Instructions for the task >>
Below is a block of data; give all of it again word for word.

(Stored data)

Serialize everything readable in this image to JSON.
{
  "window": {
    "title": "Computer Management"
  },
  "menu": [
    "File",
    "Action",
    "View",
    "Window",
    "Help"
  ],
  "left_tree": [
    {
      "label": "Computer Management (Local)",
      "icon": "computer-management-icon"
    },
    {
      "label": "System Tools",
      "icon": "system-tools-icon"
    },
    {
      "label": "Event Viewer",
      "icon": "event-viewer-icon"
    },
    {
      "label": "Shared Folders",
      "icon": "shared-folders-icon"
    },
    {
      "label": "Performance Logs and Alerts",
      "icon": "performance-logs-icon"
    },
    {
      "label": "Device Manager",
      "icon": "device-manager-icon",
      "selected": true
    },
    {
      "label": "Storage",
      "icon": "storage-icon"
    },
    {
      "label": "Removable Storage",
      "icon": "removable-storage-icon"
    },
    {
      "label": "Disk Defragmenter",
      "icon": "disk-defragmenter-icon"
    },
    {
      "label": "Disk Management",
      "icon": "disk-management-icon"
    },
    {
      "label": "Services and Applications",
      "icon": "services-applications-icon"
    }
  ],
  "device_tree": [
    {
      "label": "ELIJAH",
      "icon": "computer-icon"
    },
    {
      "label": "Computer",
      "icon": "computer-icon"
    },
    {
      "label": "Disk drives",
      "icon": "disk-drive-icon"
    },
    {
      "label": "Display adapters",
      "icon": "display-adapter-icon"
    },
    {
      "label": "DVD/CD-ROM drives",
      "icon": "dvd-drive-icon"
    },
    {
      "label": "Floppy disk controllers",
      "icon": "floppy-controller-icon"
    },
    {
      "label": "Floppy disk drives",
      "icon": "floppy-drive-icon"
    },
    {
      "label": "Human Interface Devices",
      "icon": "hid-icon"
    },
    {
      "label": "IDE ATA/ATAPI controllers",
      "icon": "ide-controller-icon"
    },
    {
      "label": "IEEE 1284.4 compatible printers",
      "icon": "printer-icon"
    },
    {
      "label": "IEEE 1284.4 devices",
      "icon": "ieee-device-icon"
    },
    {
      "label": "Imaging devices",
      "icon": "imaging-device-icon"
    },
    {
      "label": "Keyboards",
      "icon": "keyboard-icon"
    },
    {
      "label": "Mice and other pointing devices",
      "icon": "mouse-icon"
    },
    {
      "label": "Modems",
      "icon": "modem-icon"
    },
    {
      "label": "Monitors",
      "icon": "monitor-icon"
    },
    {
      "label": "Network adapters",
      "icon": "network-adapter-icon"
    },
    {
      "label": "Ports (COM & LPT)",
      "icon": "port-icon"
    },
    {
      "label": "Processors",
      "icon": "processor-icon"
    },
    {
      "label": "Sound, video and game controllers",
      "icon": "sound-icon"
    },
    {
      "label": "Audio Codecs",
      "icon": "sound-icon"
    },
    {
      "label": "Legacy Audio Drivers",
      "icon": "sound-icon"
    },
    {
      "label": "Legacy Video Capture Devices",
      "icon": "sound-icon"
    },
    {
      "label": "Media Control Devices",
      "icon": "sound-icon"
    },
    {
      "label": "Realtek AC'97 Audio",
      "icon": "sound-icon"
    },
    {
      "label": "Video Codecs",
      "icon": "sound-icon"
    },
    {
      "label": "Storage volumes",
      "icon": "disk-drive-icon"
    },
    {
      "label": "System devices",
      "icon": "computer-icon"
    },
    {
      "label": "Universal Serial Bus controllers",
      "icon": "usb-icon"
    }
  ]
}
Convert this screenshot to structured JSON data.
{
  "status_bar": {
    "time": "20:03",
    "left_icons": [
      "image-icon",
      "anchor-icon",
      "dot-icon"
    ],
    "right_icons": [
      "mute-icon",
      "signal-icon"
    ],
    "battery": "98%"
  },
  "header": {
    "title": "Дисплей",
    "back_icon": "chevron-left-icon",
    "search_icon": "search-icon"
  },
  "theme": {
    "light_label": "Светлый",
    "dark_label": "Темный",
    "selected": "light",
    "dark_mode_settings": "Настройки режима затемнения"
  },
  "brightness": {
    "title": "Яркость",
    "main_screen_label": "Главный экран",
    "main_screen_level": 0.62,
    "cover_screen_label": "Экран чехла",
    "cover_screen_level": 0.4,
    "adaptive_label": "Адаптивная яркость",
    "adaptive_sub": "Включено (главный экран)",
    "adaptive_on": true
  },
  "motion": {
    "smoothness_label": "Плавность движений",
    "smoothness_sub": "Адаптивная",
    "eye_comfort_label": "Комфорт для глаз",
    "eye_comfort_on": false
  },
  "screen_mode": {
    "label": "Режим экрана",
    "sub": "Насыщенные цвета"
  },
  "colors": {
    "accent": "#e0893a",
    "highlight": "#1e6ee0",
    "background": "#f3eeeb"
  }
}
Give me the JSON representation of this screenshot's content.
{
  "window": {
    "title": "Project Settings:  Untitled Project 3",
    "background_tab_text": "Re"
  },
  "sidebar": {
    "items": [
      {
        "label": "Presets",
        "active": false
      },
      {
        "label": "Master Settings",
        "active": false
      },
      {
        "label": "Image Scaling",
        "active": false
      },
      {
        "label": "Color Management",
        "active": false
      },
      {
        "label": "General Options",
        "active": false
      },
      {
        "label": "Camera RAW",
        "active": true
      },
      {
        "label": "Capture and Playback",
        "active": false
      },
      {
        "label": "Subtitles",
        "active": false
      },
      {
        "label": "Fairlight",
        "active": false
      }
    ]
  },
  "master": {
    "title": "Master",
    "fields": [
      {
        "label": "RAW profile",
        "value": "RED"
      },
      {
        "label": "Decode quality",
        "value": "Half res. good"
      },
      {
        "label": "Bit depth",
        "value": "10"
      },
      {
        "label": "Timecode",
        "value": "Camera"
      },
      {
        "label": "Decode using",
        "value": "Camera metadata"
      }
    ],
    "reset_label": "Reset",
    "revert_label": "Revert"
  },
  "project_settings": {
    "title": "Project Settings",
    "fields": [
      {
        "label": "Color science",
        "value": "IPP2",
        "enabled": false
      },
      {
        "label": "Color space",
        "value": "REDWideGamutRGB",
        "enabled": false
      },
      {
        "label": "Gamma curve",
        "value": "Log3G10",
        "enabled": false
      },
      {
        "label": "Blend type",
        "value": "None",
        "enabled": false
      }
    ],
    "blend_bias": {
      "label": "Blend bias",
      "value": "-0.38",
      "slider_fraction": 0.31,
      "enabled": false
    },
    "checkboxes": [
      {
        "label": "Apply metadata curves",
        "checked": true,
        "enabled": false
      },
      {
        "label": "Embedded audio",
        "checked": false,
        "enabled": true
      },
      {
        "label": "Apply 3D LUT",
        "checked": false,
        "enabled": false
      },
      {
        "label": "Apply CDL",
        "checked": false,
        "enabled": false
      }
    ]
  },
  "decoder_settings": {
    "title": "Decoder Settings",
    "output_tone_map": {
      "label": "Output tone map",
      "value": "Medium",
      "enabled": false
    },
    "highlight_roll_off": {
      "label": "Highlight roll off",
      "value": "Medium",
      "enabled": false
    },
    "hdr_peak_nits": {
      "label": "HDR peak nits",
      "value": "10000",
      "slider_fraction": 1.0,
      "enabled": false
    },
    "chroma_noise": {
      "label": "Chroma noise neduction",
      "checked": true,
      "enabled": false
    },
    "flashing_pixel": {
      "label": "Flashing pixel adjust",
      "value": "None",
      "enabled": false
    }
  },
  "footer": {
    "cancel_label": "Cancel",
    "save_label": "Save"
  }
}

Result for this task >>
Serialize everything readable in this image to JSON.
{
  "window": {
    "title": "Computer Management"
  },
  "menu": [
    "File",
    "Action",
    "View",
    "Window",
    "Help"
  ],
  "left_tree": [
    {
      "label": "Computer Management (Local)",
      "icon": "computer-management-icon"
    },
    {
      "label": "System Tools",
      "icon": "system-tools-icon"
    },
    {
      "label": "Event Viewer",
      "icon": "event-viewer-icon"
    },
    {
      "label": "Shared Folders",
      "icon": "shared-folders-icon"
    },
    {
      "label": "Performance Logs and Alerts",
      "icon": "performance-logs-icon"
    },
    {
      "label": "Device Manager",
      "icon": "device-manager-icon",
      "selected": true
    },
    {
      "label": "Storage",
      "icon": "storage-icon"
    },
    {
      "label": "Removable Storage",
      "icon": "removable-storage-icon"
    },
    {
      "label": "Disk Defragmenter",
      "icon": "disk-defragmenter-icon"
    },
    {
      "label": "Disk Management",
      "icon": "disk-management-icon"
    },
    {
      "label": "Services and Applications",
      "icon": "services-applications-icon"
    }
  ],
  "device_tree": [
    {
      "label": "ELIJAH",
      "icon": "computer-icon"
    },
    {
      "label": "Computer",
      "icon": "computer-icon"
    },
    {
      "label": "Disk drives",
      "icon": "disk-drive-icon"
    },
    {
      "label": "Display adapters",
      "icon": "display-adapter-icon"
    },
    {
      "label": "DVD/CD-ROM drives",
      "icon": "dvd-drive-icon"
    },
    {
      "label": "Floppy disk controllers",
      "icon": "floppy-controller-icon"
    },
    {
      "label": "Floppy disk drives",
      "icon": "floppy-drive-icon"
    },
    {
      "label": "Human Interface Devices",
      "icon": "hid-icon"
    },
    {
      "label": "IDE ATA/ATAPI controllers",
      "icon": "ide-controller-icon"
    },
    {
      "label": "IEEE 1284.4 compatible printers",
      "icon": "printer-icon"
    },
    {
      "label": "IEEE 1284.4 devices",
      "icon": "ieee-device-icon"
    },
    {
      "label": "Imaging devices",
      "icon": "imaging-device-icon"
    },
    {
      "label": "Keyboards",
      "icon": "keyboard-icon"
    },
    {
      "label": "Mice and other pointing devices",
      "icon": "mouse-icon"
    },
    {
      "label": "Modems",
      "icon": "modem-icon"
    },
    {
      "label": "Monitors",
      "icon": "monitor-icon"
    },
    {
      "label": "Network adapters",
      "icon": "network-adapter-icon"
    },
    {
      "label": "Ports (COM & LPT)",
      "icon": "port-icon"
    },
    {
      "label": "Processors",
      "icon": "processor-icon"
    },
    {
      "label": "Sound, video and game controllers",
      "icon": "sound-icon"
    },
    {
      "label": "Audio Codecs",
      "icon": "sound-icon"
    },
    {
      "label": "Legacy Audio Drivers",
      "icon": "sound-icon"
    },
    {
      "label": "Legacy Video Capture Devices",
      "icon": "sound-icon"
    },
    {
      "label": "Media Control Devices",
      "icon": "sound-icon"
    },
    {
      "label": "Realtek AC'97 Audio",
      "icon": "sound-icon"
    },
    {
      "label": "Video Codecs",
      "icon": "sound-icon"
    },
    {
      "label": "Storage volumes",
      "icon": "disk-drive-icon"
    },
    {
      "label": "System devices",
      "icon": "computer-icon"
    },
    {
      "label": "Universal Serial Bus controllers",
      "icon": "usb-icon"
    }
  ]
}
Convert this screenshot to structured JSON data.
{
  "status_bar": {
    "time": "20:03",
    "left_icons": [
      "image-icon",
      "anchor-icon",
      "dot-icon"
    ],
    "right_icons": [
      "mute-icon",
      "signal-icon"
    ],
    "battery": "98%"
  },
  "header": {
    "title": "Дисплей",
    "back_icon": "chevron-left-icon",
    "search_icon": "search-icon"
  },
  "theme": {
    "light_label": "Светлый",
    "dark_label": "Темный",
    "selected": "light",
    "dark_mode_settings": "Настройки режима затемнения"
  },
  "brightness": {
    "title": "Яркость",
    "main_screen_label": "Главный экран",
    "main_screen_level": 0.62,
    "cover_screen_label": "Экран чехла",
    "cover_screen_level": 0.4,
    "adaptive_label": "Адаптивная яркость",
    "adaptive_sub": "Включено (главный экран)",
    "adaptive_on": true
  },
  "motion": {
    "smoothness_label": "Плавность движений",
    "smoothness_sub": "Адаптивная",
    "eye_comfort_label": "Комфорт для глаз",
    "eye_comfort_on": false
  },
  "screen_mode": {
    "label": "Режим экрана",
    "sub": "Насыщенные цвета"
  },
  "colors": {
    "accent": "#e0893a",
    "highlight": "#1e6ee0",
    "background": "#f3eeeb"
  }
}
Give me the JSON representation of this screenshot's content.
{
  "window": {
    "title": "Project Settings:  Untitled Project 3",
    "background_tab_text": "Re"
  },
  "sidebar": {
    "items": [
      {
        "label": "Presets",
        "active": false
      },
      {
        "label": "Master Settings",
        "active": false
      },
      {
        "label": "Image Scaling",
        "active": false
      },
      {
        "label": "Color Management",
        "active": false
      },
      {
        "label": "General Options",
        "active": false
      },
      {
        "label": "Camera RAW",
        "active": true
      },
      {
        "label": "Capture and Playback",
        "active": false
      },
      {
        "label": "Subtitles",
        "active": false
      },
      {
        "label": "Fairlight",
        "active": false
      }
    ]
  },
  "master": {
    "title": "Master",
    "fields": [
      {
        "label": "RAW profile",
        "value": "RED"
      },
      {
        "label": "Decode quality",
        "value": "Half res. good"
      },
      {
        "label": "Bit depth",
        "value": "10"
      },
      {
        "label": "Timecode",
        "value": "Camera"
      },
      {
        "label": "Decode using",
        "value": "Camera metadata"
      }
    ],
    "reset_label": "Reset",
    "revert_label": "Revert"
  },
  "project_settings": {
    "title": "Project Settings",
    "fields": [
      {
        "label": "Color science",
        "value": "IPP2",
        "enabled": false
      },
      {
        "label": "Color space",
        "value": "REDWideGamutRGB",
        "enabled": false
      },
      {
        "label": "Gamma curve",
        "value": "Log3G10",
        "enabled": false
      },
      {
        "label": "Blend type",
        "value": "None",
        "enabled": false
      }
    ],
    "blend_bias": {
      "label": "Blend bias",
      "value": "-0.38",
      "slider_fraction": 0.31,
      "enabled": false
    },
    "checkboxes": [
      {
        "label": "Apply metadata curves",
        "checked": true,
        "enabled": false
      },
      {
        "label": "Embedded audio",
        "checked": false,
        "enabled": true
      },
      {
        "label": "Apply 3D LUT",
        "checked": false,
        "enabled": false
      },
      {
        "label": "Apply CDL",
        "checked": false,
        "enabled": false
      }
    ]
  },
  "decoder_settings": {
    "title": "Decoder Settings",
    "output_tone_map": {
      "label": "Output tone map",
      "value": "Medium",
      "enabled": false
    },
    "highlight_roll_off": {
      "label": "Highlight roll off",
      "value": "Medium",
      "enabled": false
    },
    "hdr_peak_nits": {
      "label": "HDR peak nits",
      "value": "10000",
      "slider_fraction": 1.0,
      "enabled": false
    },
    "chroma_noise": {
      "label": "Chroma noise neduction",
      "checked": true,
      "enabled": false
    },
    "flashing_pixel": {
      "label": "Flashing pixel adjust",
      "value": "None",
      "enabled": false
    }
  },
  "footer": {
    "cancel_label": "Cancel",
    "save_label": "Save"
  }
}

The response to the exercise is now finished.